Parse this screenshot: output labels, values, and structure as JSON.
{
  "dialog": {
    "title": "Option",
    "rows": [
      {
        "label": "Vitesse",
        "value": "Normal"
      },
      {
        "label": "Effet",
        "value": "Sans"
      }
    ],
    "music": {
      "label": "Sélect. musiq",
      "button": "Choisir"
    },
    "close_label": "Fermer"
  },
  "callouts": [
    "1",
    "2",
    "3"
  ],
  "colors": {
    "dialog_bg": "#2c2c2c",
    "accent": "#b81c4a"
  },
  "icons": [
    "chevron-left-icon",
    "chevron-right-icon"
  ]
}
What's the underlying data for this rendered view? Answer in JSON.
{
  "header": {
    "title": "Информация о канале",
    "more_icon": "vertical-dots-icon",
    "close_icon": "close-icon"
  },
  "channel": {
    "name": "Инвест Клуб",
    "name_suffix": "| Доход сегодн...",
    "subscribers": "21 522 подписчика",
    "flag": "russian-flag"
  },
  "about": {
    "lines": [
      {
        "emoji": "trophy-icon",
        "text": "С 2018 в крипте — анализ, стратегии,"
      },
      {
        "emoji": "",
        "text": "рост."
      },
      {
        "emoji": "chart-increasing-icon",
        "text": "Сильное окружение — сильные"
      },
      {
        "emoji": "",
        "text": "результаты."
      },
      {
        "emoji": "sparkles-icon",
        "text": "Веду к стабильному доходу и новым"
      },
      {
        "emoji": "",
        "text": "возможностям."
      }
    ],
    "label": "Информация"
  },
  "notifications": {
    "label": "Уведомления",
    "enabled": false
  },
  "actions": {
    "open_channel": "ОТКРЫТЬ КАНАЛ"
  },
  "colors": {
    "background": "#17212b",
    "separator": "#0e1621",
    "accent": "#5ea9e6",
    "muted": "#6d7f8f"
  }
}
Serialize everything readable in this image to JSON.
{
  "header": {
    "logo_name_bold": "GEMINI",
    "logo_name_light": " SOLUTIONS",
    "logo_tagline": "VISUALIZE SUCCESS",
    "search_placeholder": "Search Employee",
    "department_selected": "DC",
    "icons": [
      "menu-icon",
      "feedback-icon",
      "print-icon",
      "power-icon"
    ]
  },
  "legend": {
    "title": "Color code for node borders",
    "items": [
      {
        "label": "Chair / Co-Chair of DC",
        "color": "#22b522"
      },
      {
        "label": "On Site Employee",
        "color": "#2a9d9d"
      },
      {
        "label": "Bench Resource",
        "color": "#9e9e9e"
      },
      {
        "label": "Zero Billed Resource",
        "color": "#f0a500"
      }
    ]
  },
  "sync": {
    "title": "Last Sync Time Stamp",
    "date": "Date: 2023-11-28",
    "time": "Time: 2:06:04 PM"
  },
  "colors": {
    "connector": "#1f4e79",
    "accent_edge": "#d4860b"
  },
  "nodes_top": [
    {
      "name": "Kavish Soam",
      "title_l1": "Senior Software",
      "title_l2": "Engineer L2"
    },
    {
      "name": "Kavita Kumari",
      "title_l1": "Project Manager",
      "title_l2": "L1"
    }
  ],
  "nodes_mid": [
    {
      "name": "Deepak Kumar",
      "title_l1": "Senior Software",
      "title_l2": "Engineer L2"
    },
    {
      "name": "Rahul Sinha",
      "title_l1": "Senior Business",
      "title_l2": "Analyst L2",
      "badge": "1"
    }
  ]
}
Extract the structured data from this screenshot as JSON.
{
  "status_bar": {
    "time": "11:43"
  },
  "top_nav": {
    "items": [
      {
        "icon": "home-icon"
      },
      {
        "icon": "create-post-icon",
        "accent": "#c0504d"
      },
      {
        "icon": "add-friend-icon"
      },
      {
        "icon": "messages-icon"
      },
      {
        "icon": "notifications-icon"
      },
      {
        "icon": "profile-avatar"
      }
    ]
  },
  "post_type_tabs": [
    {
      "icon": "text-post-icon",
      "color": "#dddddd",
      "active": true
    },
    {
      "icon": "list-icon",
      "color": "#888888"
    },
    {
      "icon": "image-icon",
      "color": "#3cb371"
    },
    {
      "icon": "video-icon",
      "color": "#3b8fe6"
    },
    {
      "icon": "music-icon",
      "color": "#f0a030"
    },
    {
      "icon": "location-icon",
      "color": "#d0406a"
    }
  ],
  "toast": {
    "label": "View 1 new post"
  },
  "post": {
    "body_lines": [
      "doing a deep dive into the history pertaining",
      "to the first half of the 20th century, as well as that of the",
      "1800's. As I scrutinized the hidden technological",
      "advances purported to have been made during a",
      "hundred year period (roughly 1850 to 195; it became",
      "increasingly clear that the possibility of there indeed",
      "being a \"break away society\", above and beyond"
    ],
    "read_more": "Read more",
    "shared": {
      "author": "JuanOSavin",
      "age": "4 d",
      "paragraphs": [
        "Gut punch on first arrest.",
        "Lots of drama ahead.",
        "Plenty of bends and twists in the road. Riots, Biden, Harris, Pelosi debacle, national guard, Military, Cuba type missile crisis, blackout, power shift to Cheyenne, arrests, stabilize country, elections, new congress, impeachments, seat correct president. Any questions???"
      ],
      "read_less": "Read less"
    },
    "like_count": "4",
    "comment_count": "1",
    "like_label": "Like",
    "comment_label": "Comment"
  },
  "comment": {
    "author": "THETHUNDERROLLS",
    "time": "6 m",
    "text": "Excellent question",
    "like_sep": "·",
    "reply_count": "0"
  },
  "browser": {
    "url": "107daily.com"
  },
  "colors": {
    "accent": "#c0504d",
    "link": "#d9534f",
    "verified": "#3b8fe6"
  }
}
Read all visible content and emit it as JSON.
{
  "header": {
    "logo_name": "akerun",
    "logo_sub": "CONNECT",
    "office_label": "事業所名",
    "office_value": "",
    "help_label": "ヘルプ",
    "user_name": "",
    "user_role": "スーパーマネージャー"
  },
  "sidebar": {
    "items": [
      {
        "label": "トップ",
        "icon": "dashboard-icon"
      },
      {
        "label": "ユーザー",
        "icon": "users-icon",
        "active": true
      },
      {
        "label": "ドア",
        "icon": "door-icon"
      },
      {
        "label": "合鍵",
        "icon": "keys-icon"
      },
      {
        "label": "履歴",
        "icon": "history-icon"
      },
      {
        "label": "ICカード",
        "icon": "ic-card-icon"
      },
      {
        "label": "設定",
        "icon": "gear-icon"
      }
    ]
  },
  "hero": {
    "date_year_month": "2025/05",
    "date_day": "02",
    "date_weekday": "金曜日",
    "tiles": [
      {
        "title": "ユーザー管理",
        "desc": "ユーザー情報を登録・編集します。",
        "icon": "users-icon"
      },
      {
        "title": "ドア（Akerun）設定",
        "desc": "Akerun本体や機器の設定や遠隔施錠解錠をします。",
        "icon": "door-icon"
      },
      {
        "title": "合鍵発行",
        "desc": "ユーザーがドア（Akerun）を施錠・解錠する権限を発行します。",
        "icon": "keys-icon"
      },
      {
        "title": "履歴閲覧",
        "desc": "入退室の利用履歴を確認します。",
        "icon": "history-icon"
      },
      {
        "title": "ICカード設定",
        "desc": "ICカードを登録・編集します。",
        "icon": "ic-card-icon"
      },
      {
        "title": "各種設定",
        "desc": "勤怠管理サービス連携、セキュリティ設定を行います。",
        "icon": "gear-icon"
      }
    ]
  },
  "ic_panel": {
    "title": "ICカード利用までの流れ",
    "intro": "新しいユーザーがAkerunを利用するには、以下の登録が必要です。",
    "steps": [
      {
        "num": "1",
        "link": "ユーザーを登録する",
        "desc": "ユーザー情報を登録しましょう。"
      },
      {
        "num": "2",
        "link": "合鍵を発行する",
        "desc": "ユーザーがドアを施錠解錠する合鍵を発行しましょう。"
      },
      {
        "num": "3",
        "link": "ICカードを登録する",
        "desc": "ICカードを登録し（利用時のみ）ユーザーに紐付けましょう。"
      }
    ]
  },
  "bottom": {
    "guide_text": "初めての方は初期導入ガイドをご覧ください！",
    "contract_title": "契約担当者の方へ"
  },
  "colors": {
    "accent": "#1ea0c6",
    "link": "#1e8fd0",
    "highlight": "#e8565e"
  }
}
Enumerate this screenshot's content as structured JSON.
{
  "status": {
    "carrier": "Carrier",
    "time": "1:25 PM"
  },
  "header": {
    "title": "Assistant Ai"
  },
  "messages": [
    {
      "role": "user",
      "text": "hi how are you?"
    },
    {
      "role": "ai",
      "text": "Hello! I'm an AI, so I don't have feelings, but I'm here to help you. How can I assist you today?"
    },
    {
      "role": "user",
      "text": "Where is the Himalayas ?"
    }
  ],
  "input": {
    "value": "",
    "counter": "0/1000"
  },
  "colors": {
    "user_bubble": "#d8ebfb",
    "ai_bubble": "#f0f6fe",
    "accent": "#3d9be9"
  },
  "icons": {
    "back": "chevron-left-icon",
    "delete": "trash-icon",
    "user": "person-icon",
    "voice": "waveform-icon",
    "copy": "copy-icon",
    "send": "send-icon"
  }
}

----------

*WHAT NEEDS TO BE DONE*: Find every line in the records that contains the word "have"; copy those lines.

*REPLY*:
      "advances purported to have been made during a",
      "text": "Hello! I'm an AI, so I don't have feelings, but I'm here to help you. How can I assist you today?"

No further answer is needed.